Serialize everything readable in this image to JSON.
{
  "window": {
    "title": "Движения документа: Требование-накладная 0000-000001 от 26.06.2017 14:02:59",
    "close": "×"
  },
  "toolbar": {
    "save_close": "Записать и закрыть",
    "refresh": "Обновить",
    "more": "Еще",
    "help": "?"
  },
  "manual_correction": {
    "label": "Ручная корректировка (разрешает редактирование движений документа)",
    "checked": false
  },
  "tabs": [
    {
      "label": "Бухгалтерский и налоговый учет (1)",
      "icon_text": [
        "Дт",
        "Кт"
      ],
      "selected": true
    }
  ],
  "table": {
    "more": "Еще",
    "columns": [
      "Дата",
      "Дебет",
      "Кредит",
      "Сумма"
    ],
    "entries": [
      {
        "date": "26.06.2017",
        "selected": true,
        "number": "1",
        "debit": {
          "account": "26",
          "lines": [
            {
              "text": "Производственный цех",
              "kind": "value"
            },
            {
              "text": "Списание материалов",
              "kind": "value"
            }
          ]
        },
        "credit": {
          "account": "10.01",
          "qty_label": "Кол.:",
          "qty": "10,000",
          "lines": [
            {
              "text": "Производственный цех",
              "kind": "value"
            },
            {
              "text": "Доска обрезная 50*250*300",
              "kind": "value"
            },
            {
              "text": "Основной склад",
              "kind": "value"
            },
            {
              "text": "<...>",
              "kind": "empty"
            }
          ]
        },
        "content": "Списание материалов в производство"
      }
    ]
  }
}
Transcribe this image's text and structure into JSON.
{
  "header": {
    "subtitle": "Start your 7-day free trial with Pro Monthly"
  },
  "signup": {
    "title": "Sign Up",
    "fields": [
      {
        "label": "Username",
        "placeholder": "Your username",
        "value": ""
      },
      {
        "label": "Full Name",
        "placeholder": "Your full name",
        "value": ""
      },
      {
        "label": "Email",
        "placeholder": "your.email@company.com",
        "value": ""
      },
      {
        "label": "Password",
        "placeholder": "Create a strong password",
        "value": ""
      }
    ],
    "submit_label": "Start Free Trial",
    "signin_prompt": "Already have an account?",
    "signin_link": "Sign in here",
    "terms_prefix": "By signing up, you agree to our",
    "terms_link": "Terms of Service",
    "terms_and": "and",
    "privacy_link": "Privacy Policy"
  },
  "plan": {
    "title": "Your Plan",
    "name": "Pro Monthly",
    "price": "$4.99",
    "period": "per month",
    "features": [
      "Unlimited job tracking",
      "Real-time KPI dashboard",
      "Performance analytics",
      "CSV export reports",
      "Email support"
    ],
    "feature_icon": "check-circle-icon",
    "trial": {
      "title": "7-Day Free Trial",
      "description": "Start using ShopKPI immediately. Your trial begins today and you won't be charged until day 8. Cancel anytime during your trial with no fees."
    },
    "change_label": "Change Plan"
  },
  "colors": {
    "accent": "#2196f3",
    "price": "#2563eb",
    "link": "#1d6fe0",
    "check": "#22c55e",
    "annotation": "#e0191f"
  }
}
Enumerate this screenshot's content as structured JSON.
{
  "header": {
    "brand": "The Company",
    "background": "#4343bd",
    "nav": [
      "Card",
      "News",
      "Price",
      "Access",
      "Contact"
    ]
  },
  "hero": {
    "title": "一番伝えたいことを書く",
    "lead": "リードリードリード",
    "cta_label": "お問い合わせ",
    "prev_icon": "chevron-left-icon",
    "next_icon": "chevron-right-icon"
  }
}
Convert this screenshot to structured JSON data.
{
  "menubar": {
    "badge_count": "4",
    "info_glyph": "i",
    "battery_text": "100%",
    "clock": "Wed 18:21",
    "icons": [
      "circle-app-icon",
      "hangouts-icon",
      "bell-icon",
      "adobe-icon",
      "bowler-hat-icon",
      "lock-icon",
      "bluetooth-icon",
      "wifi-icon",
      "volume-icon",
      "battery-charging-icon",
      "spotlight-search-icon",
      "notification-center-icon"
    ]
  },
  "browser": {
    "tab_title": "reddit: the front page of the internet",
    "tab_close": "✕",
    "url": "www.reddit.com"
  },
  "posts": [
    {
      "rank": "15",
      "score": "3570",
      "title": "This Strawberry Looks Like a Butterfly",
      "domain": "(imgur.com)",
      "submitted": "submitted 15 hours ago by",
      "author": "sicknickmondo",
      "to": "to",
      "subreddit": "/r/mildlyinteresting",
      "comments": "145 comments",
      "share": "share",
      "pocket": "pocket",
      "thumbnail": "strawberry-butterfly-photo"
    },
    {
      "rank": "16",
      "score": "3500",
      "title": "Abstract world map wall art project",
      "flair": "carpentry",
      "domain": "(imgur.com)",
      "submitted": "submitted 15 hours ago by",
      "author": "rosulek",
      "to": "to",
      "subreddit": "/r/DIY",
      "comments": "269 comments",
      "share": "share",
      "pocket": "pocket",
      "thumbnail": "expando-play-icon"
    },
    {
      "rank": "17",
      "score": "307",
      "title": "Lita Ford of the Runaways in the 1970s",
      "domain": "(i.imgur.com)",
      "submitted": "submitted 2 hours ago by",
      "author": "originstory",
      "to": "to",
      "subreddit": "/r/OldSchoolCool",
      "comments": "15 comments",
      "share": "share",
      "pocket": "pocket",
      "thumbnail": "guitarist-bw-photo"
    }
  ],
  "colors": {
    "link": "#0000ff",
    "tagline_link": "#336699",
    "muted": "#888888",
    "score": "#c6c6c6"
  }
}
++++
Brief: Leave out every line without the string "structured" and copy the rest.

Task response:
Enumerate this screenshot's content as structured JSON.
Convert this screenshot to structured JSON data.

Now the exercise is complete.